Start of Material for the task
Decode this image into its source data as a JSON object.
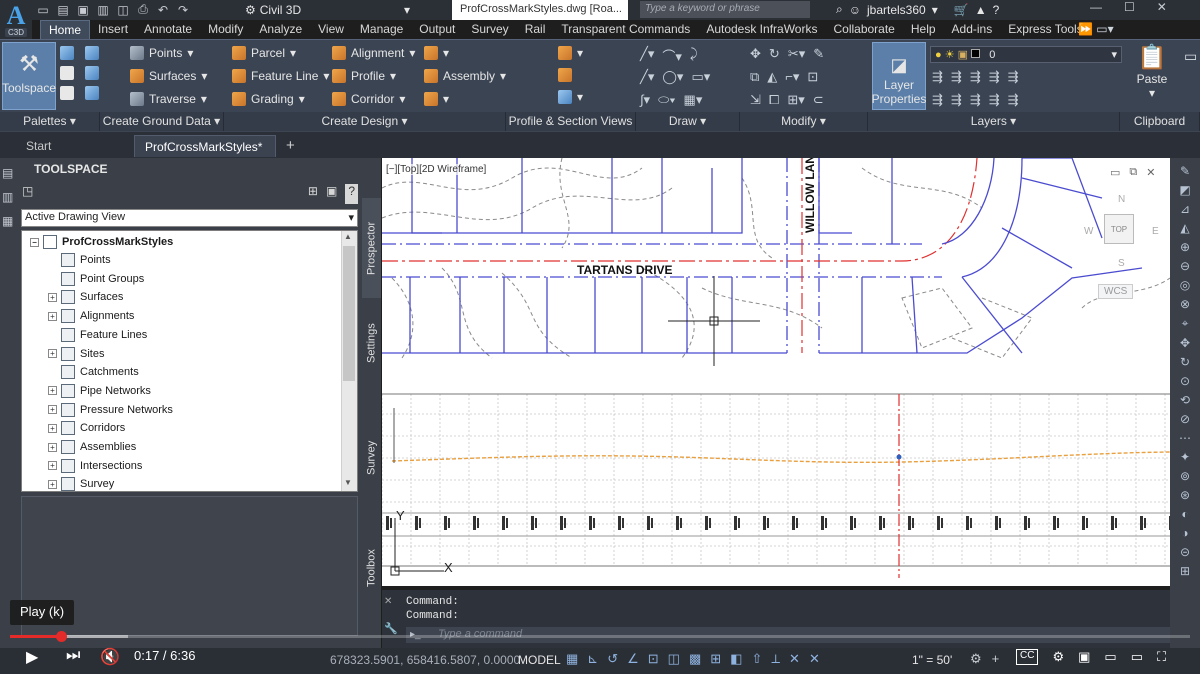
{
  "app": {
    "logo_text": "C3D",
    "workspace": "Civil 3D",
    "file_tab": "ProfCrossMarkStyles.dwg [Roa...",
    "search_placeholder": "Type a keyword or phrase",
    "user": "jbartels360"
  },
  "ribbon_tabs": [
    "Home",
    "Insert",
    "Annotate",
    "Modify",
    "Analyze",
    "View",
    "Manage",
    "Output",
    "Survey",
    "Rail",
    "Transparent Commands",
    "Autodesk InfraWorks",
    "Collaborate",
    "Help",
    "Add-ins",
    "Express Tools"
  ],
  "ribbon": {
    "toolspace": "Toolspace",
    "points": "Points",
    "surfaces": "Surfaces",
    "traverse": "Traverse",
    "parcel": "Parcel",
    "feature_line": "Feature Line",
    "grading": "Grading",
    "alignment": "Alignment",
    "profile": "Profile",
    "corridor": "Corridor",
    "assembly": "Assembly",
    "layer_properties_1": "Layer",
    "layer_properties_2": "Properties",
    "layer_current": "0",
    "paste": "Paste",
    "panels": [
      "Palettes",
      "Create Ground Data",
      "Create Design",
      "Profile & Section Views",
      "Draw",
      "Modify",
      "Layers",
      "Clipboard"
    ]
  },
  "doc_tabs": {
    "start": "Start",
    "active": "ProfCrossMarkStyles*"
  },
  "toolspace": {
    "title": "TOOLSPACE",
    "view_select": "Active Drawing View",
    "root": "ProfCrossMarkStyles",
    "items": [
      "Points",
      "Point Groups",
      "Surfaces",
      "Alignments",
      "Feature Lines",
      "Sites",
      "Catchments",
      "Pipe Networks",
      "Pressure Networks",
      "Corridors",
      "Assemblies",
      "Intersections",
      "Survey"
    ],
    "vtabs": [
      "Prospector",
      "Settings",
      "Survey",
      "Toolbox"
    ]
  },
  "viewport": {
    "label": "[−][Top][2D Wireframe]",
    "street_1": "TARTANS DRIVE",
    "street_2": "WILLOW LAN",
    "viewcube_top": "TOP",
    "compass_n": "N",
    "compass_s": "S",
    "compass_e": "E",
    "compass_w": "W",
    "ucs": "WCS",
    "axis_y": "Y",
    "axis_x": "X"
  },
  "command": {
    "line_1": "Command:",
    "line_2": "Command:",
    "placeholder": "Type a command"
  },
  "status": {
    "coords": "678323.5901, 658416.5807, 0.0000",
    "model": "MODEL",
    "scale": "1\" = 50'"
  },
  "video": {
    "tooltip": "Play (k)",
    "time": "0:17 / 6:36",
    "progress_fraction": 0.043,
    "buffered_fraction": 0.1
  },
  "colors": {
    "accent": "#4aa3e8",
    "lot_lines": "#4b4bd0",
    "centerline": "#e03030",
    "profile_line": "#e8a040",
    "progress": "#e52a2a"
  }
}
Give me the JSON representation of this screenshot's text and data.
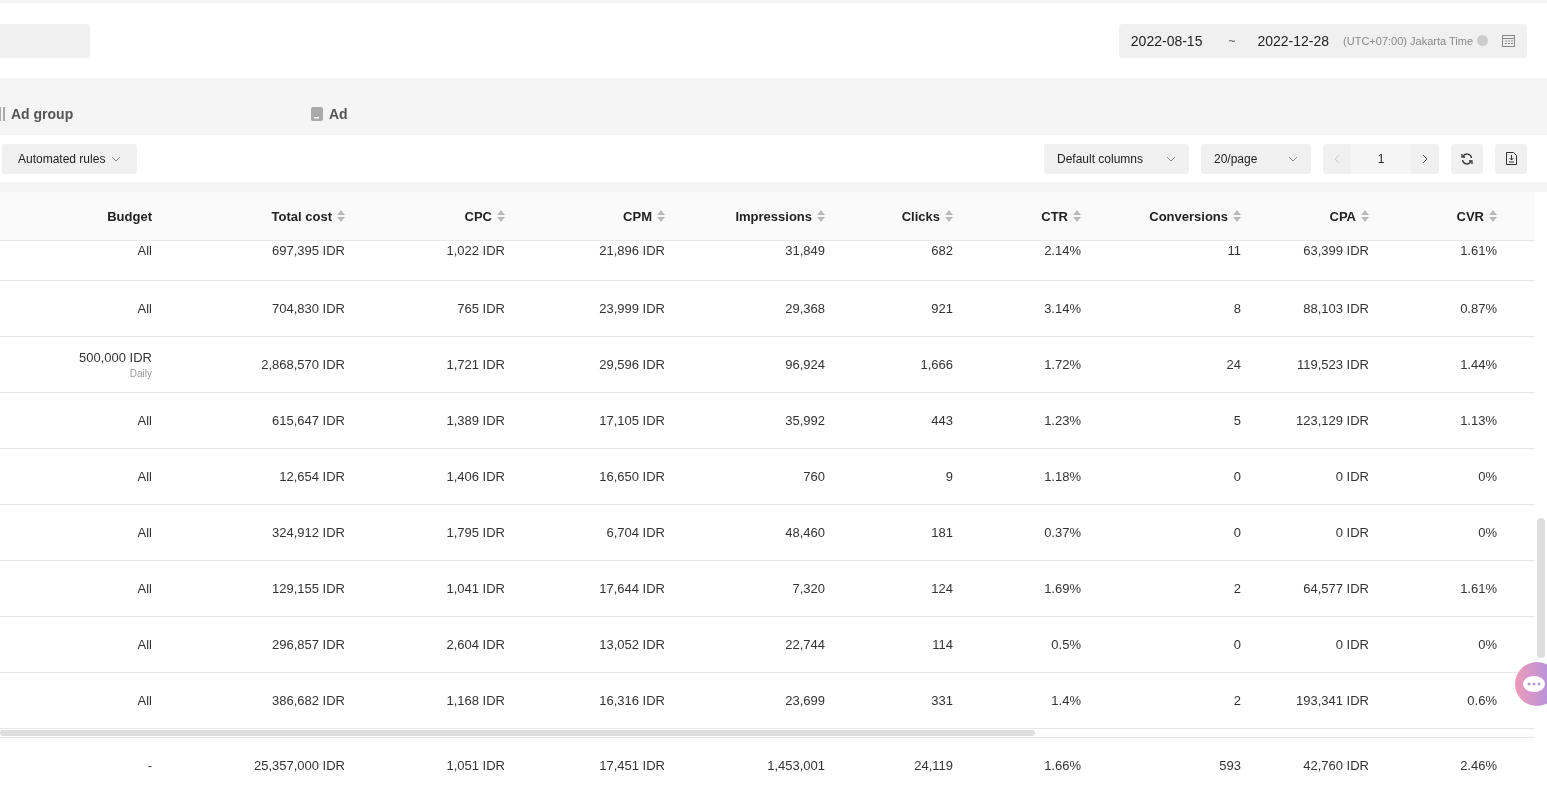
{
  "date_range": {
    "start": "2022-08-15",
    "separator": "~",
    "end": "2022-12-28",
    "timezone": "(UTC+07:00) Jakarta Time"
  },
  "tabs": [
    {
      "label": "Ad group",
      "kind": "columns"
    },
    {
      "label": "Ad",
      "kind": "card"
    }
  ],
  "toolbar": {
    "rules_button": "Automated rules",
    "columns_select": "Default columns",
    "page_size_select": "20/page",
    "pagination": {
      "page": "1",
      "prev_disabled": true,
      "next_disabled": false
    }
  },
  "table": {
    "columns": [
      "Budget",
      "Total cost",
      "CPC",
      "CPM",
      "Impressions",
      "Clicks",
      "CTR",
      "Conversions",
      "CPA",
      "CVR"
    ],
    "rows": [
      {
        "partial": true,
        "cells": [
          "All",
          "697,395 IDR",
          "1,022 IDR",
          "21,896 IDR",
          "31,849",
          "682",
          "2.14%",
          "11",
          "63,399 IDR",
          "1.61%"
        ]
      },
      {
        "cells": [
          "All",
          "704,830 IDR",
          "765 IDR",
          "23,999 IDR",
          "29,368",
          "921",
          "3.14%",
          "8",
          "88,103 IDR",
          "0.87%"
        ]
      },
      {
        "cells": [
          "500,000 IDR",
          "2,868,570 IDR",
          "1,721 IDR",
          "29,596 IDR",
          "96,924",
          "1,666",
          "1.72%",
          "24",
          "119,523 IDR",
          "1.44%"
        ],
        "budget_note": "Daily"
      },
      {
        "cells": [
          "All",
          "615,647 IDR",
          "1,389 IDR",
          "17,105 IDR",
          "35,992",
          "443",
          "1.23%",
          "5",
          "123,129 IDR",
          "1.13%"
        ]
      },
      {
        "cells": [
          "All",
          "12,654 IDR",
          "1,406 IDR",
          "16,650 IDR",
          "760",
          "9",
          "1.18%",
          "0",
          "0 IDR",
          "0%"
        ]
      },
      {
        "cells": [
          "All",
          "324,912 IDR",
          "1,795 IDR",
          "6,704 IDR",
          "48,460",
          "181",
          "0.37%",
          "0",
          "0 IDR",
          "0%"
        ]
      },
      {
        "cells": [
          "All",
          "129,155 IDR",
          "1,041 IDR",
          "17,644 IDR",
          "7,320",
          "124",
          "1.69%",
          "2",
          "64,577 IDR",
          "1.61%"
        ]
      },
      {
        "cells": [
          "All",
          "296,857 IDR",
          "2,604 IDR",
          "13,052 IDR",
          "22,744",
          "114",
          "0.5%",
          "0",
          "0 IDR",
          "0%"
        ]
      },
      {
        "cells": [
          "All",
          "386,682 IDR",
          "1,168 IDR",
          "16,316 IDR",
          "23,699",
          "331",
          "1.4%",
          "2",
          "193,341 IDR",
          "0.6%"
        ]
      }
    ],
    "total_row": [
      "-",
      "25,357,000 IDR",
      "1,051 IDR",
      "17,451 IDR",
      "1,453,001",
      "24,119",
      "1.66%",
      "593",
      "42,760 IDR",
      "2.46%"
    ]
  }
}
End of Material for the task
Exercise | Determine how many lines in the listing above hold the string "columns", then write only the number.

The output | 3